### INPUT RECORDS

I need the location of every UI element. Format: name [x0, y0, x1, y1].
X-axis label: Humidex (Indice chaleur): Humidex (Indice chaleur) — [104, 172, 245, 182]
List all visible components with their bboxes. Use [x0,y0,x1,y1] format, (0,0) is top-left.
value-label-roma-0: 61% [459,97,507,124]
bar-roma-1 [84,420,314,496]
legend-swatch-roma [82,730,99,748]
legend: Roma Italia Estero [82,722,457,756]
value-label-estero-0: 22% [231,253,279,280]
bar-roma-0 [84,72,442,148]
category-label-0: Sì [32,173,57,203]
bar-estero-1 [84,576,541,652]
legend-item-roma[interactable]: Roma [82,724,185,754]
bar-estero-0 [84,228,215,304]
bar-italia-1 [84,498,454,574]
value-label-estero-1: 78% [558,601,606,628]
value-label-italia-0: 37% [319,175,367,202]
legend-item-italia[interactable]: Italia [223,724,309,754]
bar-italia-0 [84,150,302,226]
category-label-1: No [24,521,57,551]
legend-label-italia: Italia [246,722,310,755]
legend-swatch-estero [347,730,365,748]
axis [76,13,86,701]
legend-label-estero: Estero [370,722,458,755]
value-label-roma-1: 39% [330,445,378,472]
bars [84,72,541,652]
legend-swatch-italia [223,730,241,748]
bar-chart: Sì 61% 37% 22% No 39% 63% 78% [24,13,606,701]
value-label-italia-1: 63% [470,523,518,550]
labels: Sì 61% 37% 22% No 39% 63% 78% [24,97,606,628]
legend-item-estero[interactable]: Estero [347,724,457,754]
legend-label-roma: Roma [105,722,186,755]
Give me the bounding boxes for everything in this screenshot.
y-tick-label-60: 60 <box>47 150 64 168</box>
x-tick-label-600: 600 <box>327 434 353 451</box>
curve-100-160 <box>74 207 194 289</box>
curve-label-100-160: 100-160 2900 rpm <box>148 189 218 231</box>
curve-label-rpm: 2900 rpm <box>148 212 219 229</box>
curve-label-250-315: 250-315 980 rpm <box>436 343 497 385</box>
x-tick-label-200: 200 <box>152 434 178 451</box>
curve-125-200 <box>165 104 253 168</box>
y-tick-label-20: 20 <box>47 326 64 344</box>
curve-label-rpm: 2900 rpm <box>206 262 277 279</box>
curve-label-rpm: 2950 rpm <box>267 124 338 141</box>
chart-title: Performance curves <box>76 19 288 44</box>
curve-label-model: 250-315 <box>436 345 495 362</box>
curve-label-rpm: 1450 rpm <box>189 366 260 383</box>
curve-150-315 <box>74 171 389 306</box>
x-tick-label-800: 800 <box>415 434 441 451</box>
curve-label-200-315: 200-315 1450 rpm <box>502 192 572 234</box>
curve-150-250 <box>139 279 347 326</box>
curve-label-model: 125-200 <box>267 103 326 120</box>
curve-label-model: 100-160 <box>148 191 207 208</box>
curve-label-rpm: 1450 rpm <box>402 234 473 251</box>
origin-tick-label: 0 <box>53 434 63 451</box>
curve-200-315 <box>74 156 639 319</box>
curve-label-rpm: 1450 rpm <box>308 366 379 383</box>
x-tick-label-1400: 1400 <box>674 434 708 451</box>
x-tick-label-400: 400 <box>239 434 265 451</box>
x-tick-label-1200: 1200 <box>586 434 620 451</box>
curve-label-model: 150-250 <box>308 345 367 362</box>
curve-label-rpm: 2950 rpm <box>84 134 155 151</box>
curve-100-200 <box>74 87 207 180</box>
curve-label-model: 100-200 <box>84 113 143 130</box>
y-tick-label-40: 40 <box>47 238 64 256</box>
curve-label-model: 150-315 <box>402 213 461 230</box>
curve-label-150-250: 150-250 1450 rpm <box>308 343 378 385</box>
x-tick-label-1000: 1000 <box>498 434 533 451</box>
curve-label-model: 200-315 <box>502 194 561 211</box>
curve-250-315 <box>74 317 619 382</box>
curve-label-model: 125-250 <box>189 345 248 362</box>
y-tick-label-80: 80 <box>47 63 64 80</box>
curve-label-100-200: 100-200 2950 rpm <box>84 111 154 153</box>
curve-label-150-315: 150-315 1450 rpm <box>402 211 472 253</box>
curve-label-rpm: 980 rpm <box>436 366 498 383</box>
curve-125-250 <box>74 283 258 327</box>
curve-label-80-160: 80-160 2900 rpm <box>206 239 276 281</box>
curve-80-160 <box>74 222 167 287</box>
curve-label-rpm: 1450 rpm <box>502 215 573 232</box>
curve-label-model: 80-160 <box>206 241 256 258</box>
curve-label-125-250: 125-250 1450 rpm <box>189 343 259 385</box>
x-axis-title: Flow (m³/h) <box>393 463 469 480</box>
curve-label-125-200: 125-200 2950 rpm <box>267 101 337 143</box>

######

Which lines above contain the string "value"? List each of them in full. Case counts.

value-label-roma-0: 61% [459,97,507,124]
value-label-estero-0: 22% [231,253,279,280]
value-label-estero-1: 78% [558,601,606,628]
value-label-italia-0: 37% [319,175,367,202]
value-label-roma-1: 39% [330,445,378,472]
value-label-italia-1: 63% [470,523,518,550]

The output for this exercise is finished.